(Exercise instructions): Exact reproduction of the data is required, with images excluded.

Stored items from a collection
════════

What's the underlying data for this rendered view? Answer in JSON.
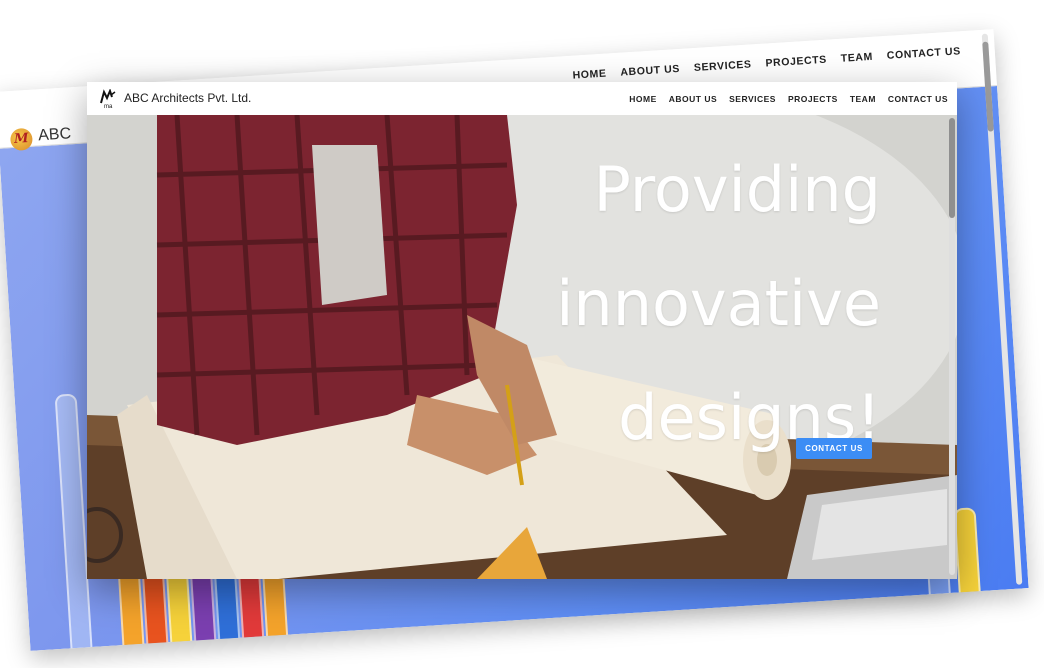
{
  "back_window": {
    "brand": "ABC",
    "nav": [
      "HOME",
      "ABOUT US",
      "SERVICES",
      "PROJECTS",
      "TEAM",
      "CONTACT US"
    ]
  },
  "front_window": {
    "brand": "ABC Architects Pvt. Ltd.",
    "logo_text": "ma",
    "nav": {
      "home": "HOME",
      "about": "ABOUT US",
      "services": "SERVICES",
      "projects": "PROJECTS",
      "team": "TEAM",
      "contact": "CONTACT US"
    },
    "hero": {
      "line1": "Providing",
      "line2": "innovative",
      "line3": "designs!",
      "button": "CONTACT US"
    }
  },
  "colors": {
    "accent": "#3c8df5",
    "back_hero": "#6a90f2"
  }
}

════════

(Answer to this problem):
What's the underlying data for this rendered view? Answer in JSON.
{
  "back_window": {
    "brand": "ABC",
    "nav": [
      "HOME",
      "ABOUT US",
      "SERVICES",
      "PROJECTS",
      "TEAM",
      "CONTACT US"
    ]
  },
  "front_window": {
    "brand": "ABC Architects Pvt. Ltd.",
    "logo_text": "ma",
    "nav": {
      "home": "HOME",
      "about": "ABOUT US",
      "services": "SERVICES",
      "projects": "PROJECTS",
      "team": "TEAM",
      "contact": "CONTACT US"
    },
    "hero": {
      "line1": "Providing",
      "line2": "innovative",
      "line3": "designs!",
      "button": "CONTACT US"
    }
  },
  "colors": {
    "accent": "#3c8df5",
    "back_hero": "#6a90f2"
  }
}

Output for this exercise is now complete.